**Records for the task:**

————

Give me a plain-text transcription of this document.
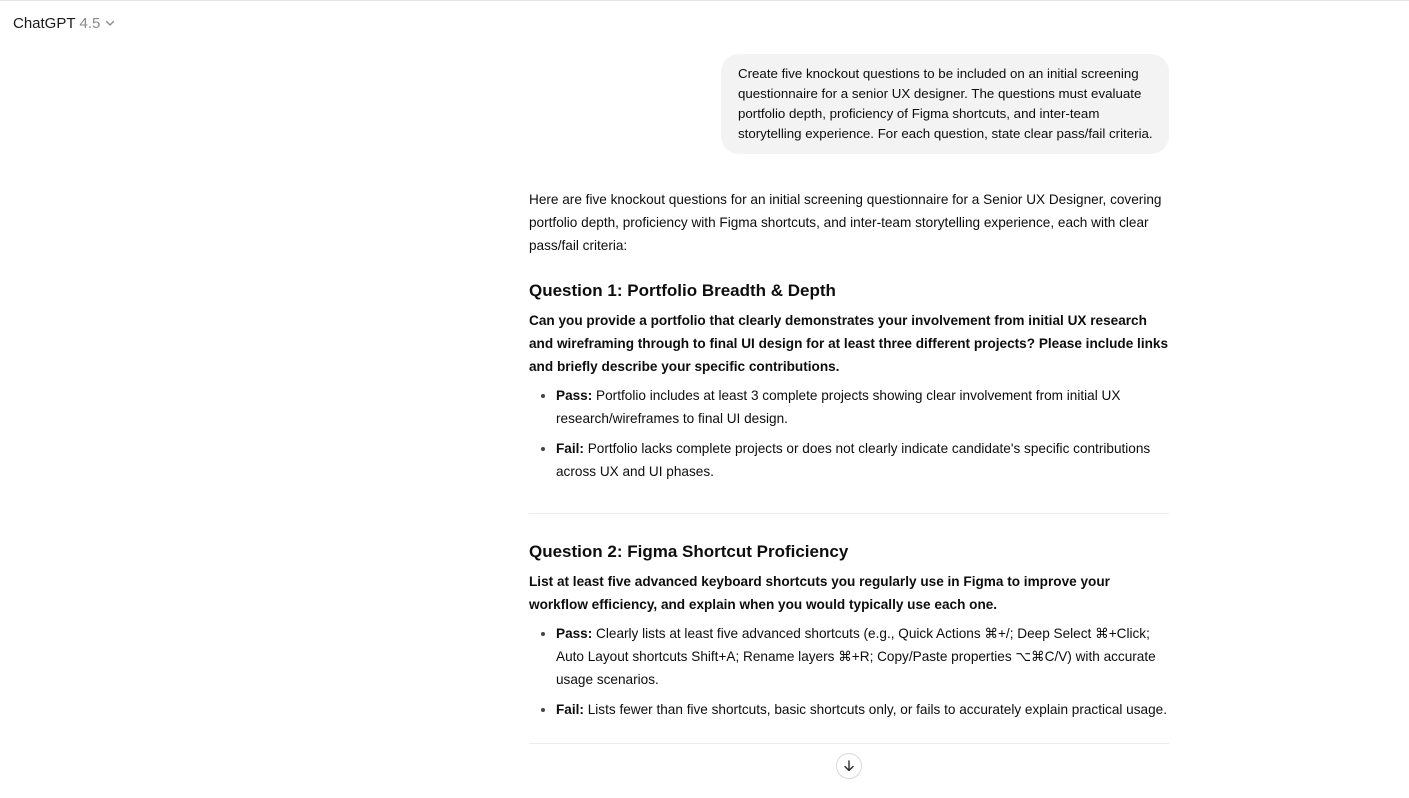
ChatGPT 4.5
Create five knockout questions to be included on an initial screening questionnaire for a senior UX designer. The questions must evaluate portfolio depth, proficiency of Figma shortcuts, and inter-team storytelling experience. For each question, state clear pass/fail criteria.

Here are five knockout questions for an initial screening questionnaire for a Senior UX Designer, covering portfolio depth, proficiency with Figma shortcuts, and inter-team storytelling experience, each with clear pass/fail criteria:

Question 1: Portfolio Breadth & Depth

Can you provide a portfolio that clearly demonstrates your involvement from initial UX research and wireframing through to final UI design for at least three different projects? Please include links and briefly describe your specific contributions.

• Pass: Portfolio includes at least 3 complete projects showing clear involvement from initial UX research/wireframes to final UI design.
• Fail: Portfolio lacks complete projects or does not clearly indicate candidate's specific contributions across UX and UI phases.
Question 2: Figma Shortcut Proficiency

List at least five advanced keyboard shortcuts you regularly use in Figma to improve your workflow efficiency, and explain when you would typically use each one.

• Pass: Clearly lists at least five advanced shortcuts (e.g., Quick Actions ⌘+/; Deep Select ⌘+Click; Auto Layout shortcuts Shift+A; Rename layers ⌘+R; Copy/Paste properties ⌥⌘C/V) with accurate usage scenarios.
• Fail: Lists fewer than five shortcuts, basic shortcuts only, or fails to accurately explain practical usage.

————

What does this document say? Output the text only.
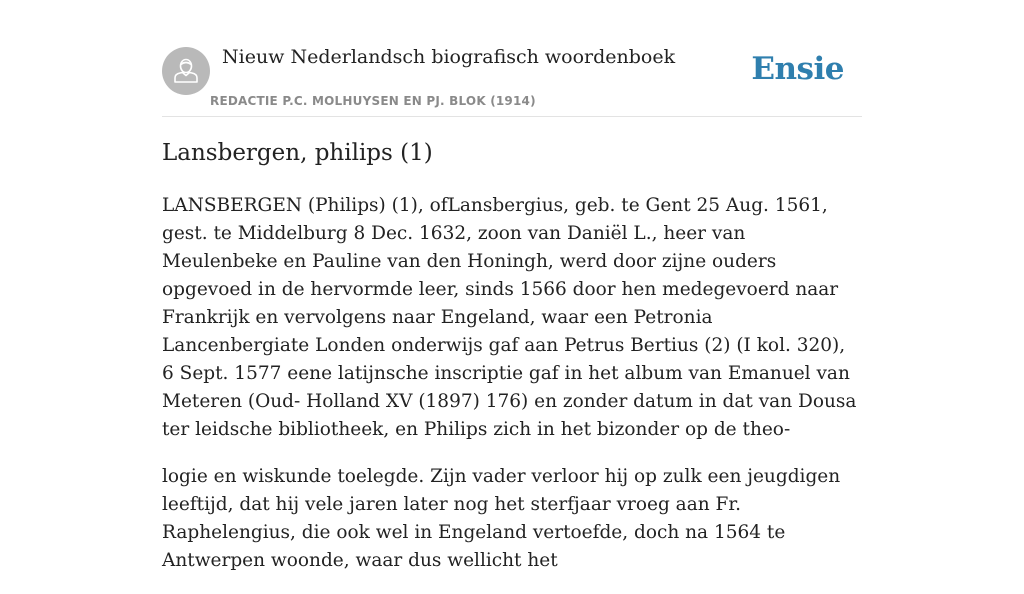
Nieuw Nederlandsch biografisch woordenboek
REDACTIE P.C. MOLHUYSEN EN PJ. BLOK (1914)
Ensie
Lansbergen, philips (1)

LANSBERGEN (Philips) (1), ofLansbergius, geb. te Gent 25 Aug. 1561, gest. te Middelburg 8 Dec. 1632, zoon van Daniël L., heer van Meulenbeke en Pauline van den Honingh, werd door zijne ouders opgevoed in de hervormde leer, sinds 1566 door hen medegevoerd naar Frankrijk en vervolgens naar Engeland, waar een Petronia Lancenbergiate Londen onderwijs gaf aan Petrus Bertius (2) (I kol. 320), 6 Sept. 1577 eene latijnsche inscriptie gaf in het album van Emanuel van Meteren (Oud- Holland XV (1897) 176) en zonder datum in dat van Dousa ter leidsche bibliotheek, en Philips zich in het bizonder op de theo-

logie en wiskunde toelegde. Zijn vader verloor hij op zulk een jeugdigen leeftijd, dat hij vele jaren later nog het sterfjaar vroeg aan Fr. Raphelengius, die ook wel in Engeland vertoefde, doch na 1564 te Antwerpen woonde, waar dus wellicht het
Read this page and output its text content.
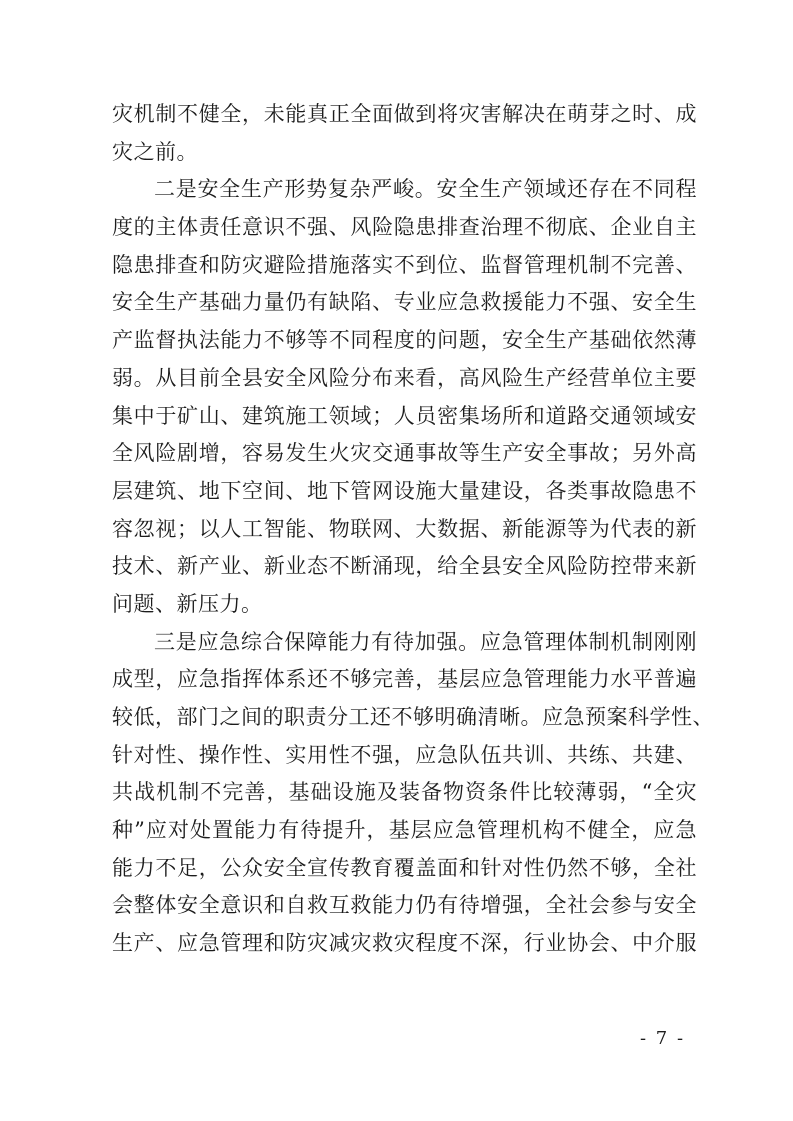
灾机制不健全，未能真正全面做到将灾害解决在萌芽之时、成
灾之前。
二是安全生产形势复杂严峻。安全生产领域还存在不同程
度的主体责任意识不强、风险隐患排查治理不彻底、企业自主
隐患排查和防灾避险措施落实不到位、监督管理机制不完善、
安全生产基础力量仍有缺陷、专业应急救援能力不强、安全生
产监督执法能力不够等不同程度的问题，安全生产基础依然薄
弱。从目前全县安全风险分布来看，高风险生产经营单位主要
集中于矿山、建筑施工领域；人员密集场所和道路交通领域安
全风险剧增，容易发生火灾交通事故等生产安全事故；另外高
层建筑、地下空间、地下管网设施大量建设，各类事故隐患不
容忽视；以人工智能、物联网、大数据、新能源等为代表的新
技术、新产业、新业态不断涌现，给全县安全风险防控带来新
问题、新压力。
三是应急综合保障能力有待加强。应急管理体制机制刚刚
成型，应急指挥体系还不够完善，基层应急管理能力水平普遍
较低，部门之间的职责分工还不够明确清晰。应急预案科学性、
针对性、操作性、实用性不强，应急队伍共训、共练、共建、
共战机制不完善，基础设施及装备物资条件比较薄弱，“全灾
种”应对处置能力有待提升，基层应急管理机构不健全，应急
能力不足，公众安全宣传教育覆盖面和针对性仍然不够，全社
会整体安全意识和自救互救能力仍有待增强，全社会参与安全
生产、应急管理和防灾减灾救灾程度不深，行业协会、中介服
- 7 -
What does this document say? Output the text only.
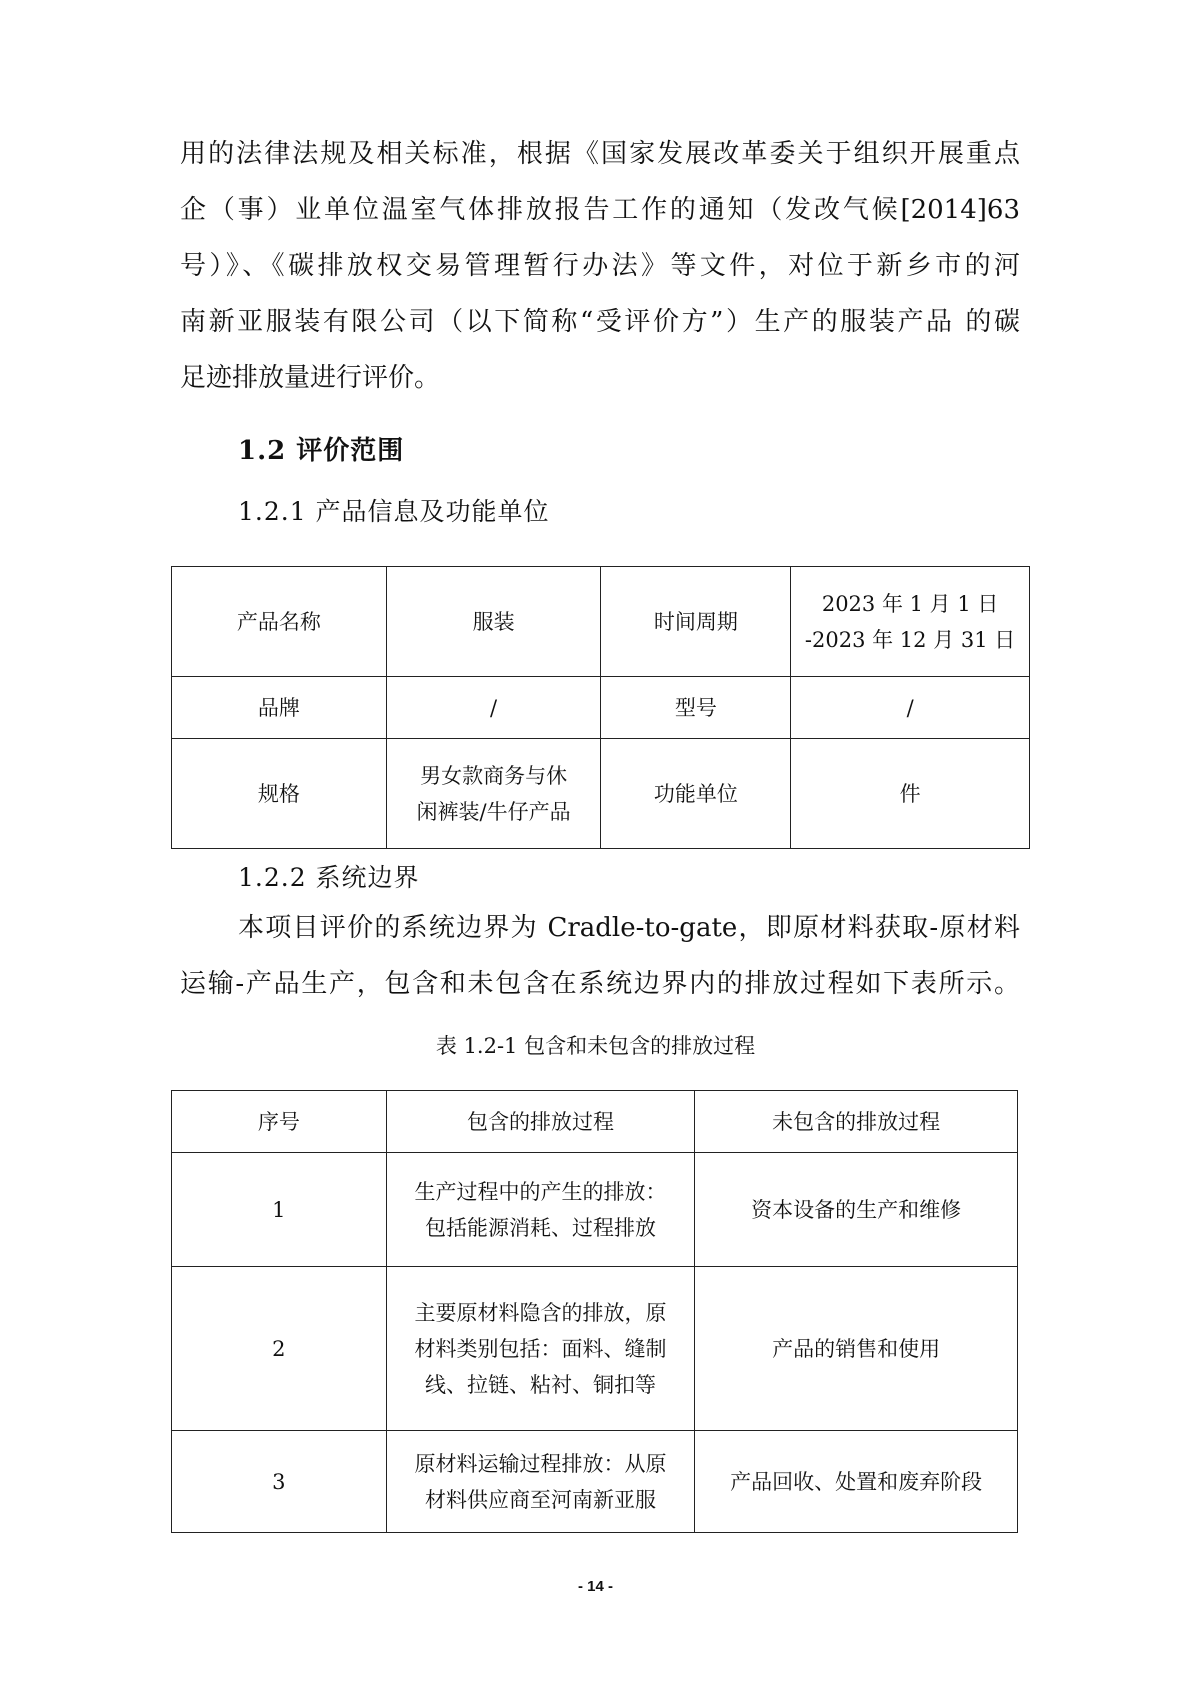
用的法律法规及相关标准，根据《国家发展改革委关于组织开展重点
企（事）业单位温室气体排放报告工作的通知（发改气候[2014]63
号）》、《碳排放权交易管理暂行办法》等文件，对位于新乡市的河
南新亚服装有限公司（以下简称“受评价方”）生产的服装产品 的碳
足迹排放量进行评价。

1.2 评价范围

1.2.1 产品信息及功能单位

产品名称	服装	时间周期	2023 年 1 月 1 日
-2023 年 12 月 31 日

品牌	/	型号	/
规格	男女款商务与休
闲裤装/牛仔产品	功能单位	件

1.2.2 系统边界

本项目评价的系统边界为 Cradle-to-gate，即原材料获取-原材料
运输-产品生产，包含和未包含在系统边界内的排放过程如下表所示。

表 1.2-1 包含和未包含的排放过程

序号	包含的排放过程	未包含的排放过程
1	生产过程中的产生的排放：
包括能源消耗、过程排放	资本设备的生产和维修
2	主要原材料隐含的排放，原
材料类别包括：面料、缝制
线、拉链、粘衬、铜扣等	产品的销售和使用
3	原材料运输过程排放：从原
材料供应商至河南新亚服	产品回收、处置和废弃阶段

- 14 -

————

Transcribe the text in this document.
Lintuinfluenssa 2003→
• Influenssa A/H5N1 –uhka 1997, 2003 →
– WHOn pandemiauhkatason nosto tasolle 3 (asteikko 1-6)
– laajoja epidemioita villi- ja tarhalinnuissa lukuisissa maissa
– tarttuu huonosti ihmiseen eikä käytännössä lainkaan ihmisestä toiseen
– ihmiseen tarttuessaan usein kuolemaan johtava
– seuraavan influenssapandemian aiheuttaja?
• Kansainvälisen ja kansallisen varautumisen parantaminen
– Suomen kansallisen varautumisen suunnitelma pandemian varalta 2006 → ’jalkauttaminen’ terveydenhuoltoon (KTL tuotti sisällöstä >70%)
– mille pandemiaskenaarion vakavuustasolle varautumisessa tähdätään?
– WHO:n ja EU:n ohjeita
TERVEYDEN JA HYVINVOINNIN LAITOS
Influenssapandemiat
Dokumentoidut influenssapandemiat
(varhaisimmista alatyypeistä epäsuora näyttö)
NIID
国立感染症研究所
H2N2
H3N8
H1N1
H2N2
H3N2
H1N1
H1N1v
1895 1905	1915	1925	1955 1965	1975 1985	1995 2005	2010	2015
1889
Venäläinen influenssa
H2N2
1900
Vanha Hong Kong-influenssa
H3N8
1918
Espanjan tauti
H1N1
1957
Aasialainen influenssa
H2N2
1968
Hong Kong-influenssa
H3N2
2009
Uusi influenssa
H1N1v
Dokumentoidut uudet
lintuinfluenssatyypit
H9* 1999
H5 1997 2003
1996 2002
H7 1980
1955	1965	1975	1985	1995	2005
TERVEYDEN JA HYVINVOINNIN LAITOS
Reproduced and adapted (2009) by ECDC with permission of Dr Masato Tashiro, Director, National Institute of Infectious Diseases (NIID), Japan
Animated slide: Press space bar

————

**Task brief:** Find every line that has "Kong" in it, then return those lines.

**Task result:**
Vanha Hong Kong-influenssa
Hong Kong-influenssa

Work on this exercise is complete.